Your instructions: Identify the lines holding "color" and copy them.

*** Record excerpts

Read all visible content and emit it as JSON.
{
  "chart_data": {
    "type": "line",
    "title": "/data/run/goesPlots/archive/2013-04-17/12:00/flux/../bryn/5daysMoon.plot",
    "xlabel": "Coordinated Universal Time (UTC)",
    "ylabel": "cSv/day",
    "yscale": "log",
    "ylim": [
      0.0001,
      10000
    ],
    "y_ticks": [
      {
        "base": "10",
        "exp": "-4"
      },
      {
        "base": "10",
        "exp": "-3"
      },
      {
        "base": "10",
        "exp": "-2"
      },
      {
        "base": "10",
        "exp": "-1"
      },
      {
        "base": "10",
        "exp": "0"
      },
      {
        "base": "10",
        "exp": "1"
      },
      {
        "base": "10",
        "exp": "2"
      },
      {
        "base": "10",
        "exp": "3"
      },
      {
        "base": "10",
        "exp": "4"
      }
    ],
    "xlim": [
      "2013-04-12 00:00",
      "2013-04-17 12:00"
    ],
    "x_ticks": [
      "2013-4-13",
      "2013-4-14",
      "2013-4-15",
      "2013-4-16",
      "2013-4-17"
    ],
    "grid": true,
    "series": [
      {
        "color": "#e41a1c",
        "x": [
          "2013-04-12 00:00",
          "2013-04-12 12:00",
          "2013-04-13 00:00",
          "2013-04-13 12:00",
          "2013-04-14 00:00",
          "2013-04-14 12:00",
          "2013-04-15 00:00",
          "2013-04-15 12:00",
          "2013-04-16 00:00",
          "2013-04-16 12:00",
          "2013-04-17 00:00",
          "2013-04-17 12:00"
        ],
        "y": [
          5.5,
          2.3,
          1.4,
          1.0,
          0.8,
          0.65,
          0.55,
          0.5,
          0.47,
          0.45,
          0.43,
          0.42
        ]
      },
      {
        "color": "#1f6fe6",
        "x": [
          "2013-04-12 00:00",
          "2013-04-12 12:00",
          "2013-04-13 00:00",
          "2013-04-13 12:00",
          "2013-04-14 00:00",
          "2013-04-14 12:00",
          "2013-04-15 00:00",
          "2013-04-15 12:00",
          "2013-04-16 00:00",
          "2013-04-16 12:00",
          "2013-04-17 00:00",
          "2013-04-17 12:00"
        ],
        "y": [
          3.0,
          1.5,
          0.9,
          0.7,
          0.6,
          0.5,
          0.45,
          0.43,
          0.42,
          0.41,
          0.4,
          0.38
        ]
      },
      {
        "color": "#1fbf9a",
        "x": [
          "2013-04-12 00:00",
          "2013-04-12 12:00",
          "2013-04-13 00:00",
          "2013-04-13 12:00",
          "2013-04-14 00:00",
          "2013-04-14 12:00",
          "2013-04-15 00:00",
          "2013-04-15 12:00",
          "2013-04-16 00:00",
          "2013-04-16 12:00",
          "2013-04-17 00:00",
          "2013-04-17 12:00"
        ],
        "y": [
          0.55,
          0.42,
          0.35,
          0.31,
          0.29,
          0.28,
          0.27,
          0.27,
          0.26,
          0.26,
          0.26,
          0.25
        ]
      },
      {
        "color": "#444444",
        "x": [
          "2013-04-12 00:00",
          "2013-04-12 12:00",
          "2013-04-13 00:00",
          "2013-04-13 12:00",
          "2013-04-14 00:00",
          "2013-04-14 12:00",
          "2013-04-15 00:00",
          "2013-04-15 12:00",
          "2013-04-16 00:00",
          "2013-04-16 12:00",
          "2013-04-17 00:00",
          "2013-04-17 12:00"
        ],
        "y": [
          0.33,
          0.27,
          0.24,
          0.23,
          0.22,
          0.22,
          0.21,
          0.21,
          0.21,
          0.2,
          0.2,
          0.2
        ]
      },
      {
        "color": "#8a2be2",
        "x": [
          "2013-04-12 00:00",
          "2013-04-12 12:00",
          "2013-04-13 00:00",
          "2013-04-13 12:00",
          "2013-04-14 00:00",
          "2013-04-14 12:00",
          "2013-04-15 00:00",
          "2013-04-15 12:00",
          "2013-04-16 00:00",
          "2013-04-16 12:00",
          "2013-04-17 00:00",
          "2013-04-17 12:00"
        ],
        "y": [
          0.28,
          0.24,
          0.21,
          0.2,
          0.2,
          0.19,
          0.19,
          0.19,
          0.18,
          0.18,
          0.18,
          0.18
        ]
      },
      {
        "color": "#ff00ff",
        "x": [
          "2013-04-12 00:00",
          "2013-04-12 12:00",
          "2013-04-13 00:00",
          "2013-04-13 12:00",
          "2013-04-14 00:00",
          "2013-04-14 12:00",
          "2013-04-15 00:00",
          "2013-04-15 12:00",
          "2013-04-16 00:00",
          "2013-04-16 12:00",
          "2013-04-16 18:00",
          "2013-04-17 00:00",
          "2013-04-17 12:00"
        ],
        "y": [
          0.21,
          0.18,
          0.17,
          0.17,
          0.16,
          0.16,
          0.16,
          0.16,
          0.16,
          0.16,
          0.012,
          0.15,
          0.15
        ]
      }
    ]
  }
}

******

Final answer:
        "color": "#e41a1c",
        "color": "#1f6fe6",
        "color": "#1fbf9a",
        "color": "#444444",
        "color": "#8a2be2",
        "color": "#ff00ff",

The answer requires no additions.